Extract every line below that contains the word "ESPAÑA".

__Records to process__.
##########

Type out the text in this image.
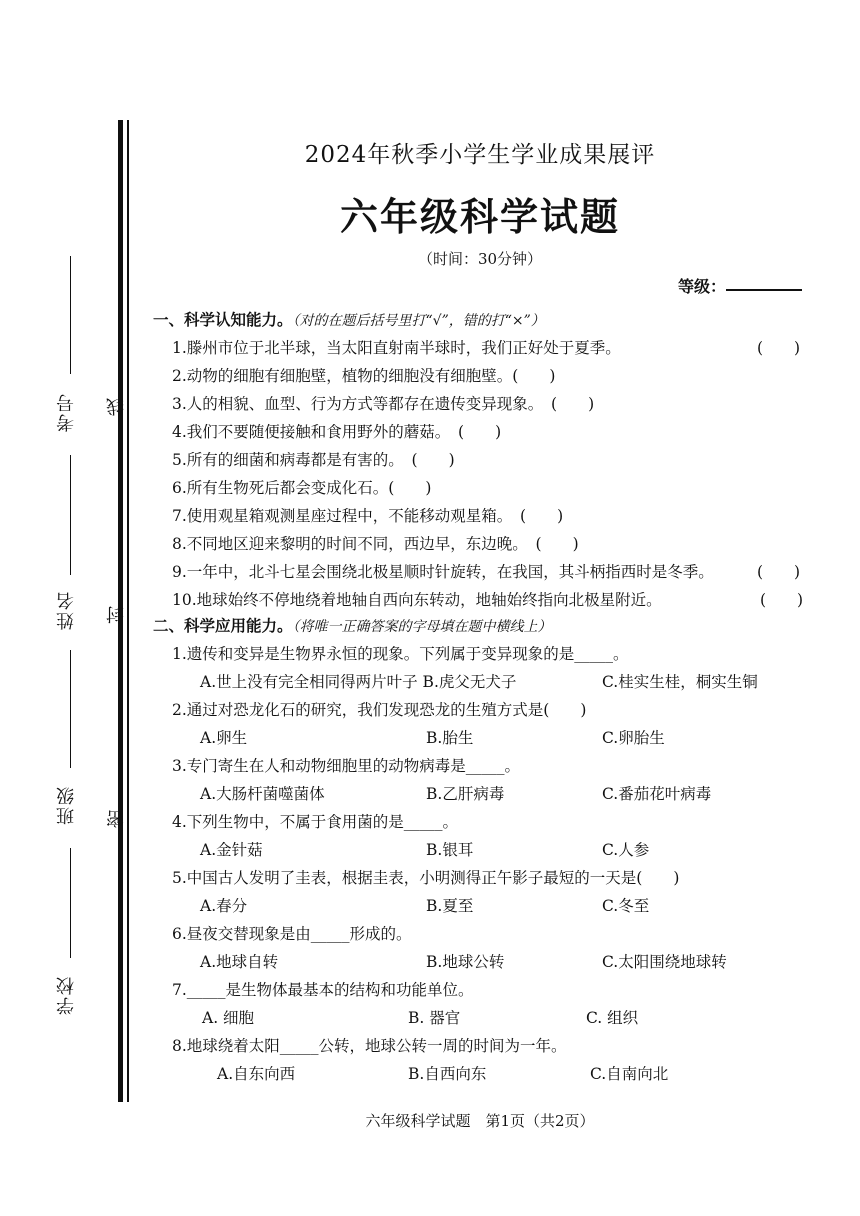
考号
姓名
班级
学校
线
封
密
2024年秋季小学生学业成果展评
六年级科学试题
（时间：30分钟）
等级：
一、科学认知能力。（对的在题后括号里打“√”，错的打“×”）
1.滕州市位于北半球，当太阳直射南半球时，我们正好处于夏季。	(　　)
2.动物的细胞有细胞壁，植物的细胞没有细胞壁。(　　)
3.人的相貌、血型、行为方式等都存在遗传变异现象。　(　　)
4.我们不要随便接触和食用野外的蘑菇。　(　　)
5.所有的细菌和病毒都是有害的。　(　　)
6.所有生物死后都会变成化石。(　　)
7.使用观星箱观测星座过程中，不能移动观星箱。　(　　)
8.不同地区迎来黎明的时间不同，西边早，东边晚。　(　　)
9.一年中，北斗七星会围绕北极星顺时针旋转，在我国，其斗柄指西时是冬季。	(　　)
10.地球始终不停地绕着地轴自西向东转动，地轴始终指向北极星附近。	(　　)
二、科学应用能力。（将唯一正确答案的字母填在题中横线上）
1.遗传和变异是生物界永恒的现象。下列属于变异现象的是_____。
A.世上没有完全相同得两片叶子 B.虎父无犬子	C.桂实生桂，桐实生铜
2.通过对恐龙化石的研究，我们发现恐龙的生殖方式是(　　)
A.卵生	B.胎生	C.卵胎生
3.专门寄生在人和动物细胞里的动物病毒是_____。
A.大肠杆菌噬菌体	B.乙肝病毒	C.番茄花叶病毒
4.下列生物中，不属于食用菌的是_____。
A.金针菇	B.银耳	C.人参
5.中国古人发明了圭表，根据圭表，小明测得正午影子最短的一天是(　　)
A.春分	B.夏至	C.冬至
6.昼夜交替现象是由_____形成的。
A.地球自转	B.地球公转	C.太阳围绕地球转
7._____是生物体最基本的结构和功能单位。
A. 细胞	B. 器官	C. 组织
8.地球绕着太阳_____公转，地球公转一周的时间为一年。
A.自东向西	B.自西向东	C.自南向北
六年级科学试题　第1页（共2页）
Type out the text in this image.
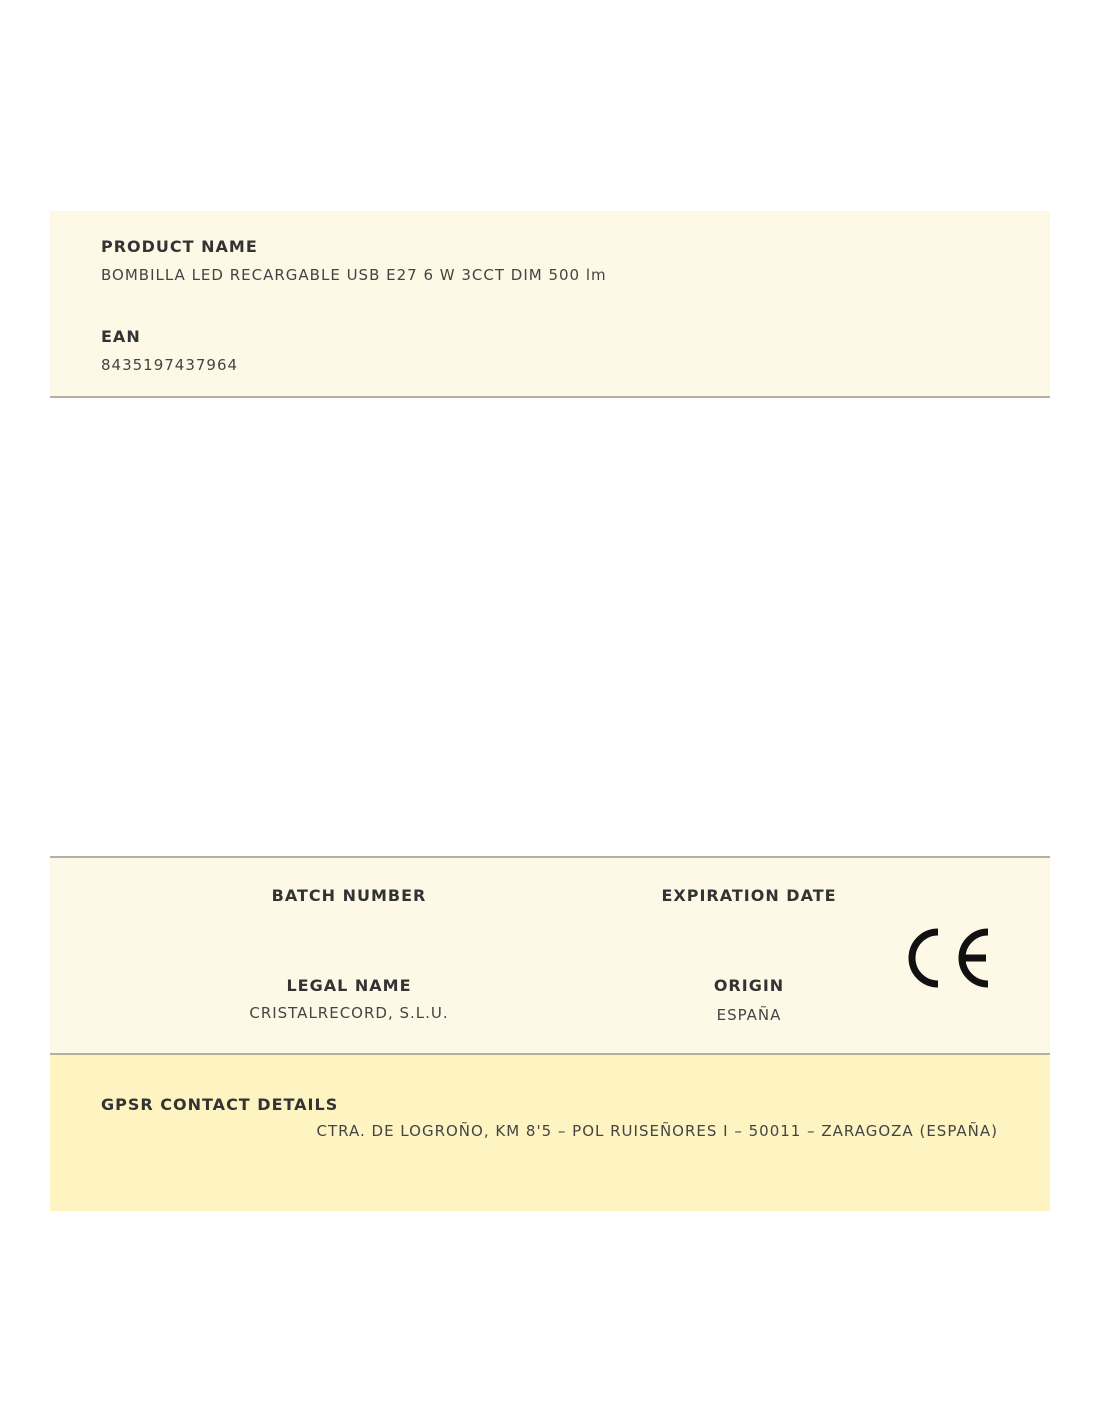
PRODUCT NAME
BOMBILLA LED RECARGABLE USB E27 6 W 3CCT DIM 500 lm
EAN
8435197437964
BATCH NUMBER	EXPIRATION DATE
LEGAL NAME
CRISTALRECORD, S.L.U.
ORIGIN
ESPAÑA
GPSR CONTACT DETAILS
CTRA. DE LOGROÑO, KM 8'5 – POL RUISEÑORES I – 50011 – ZARAGOZA (ESPAÑA)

##########

__Complete output__.
ESPAÑA
CTRA. DE LOGROÑO, KM 8'5 – POL RUISEÑORES I – 50011 – ZARAGOZA (ESPAÑA)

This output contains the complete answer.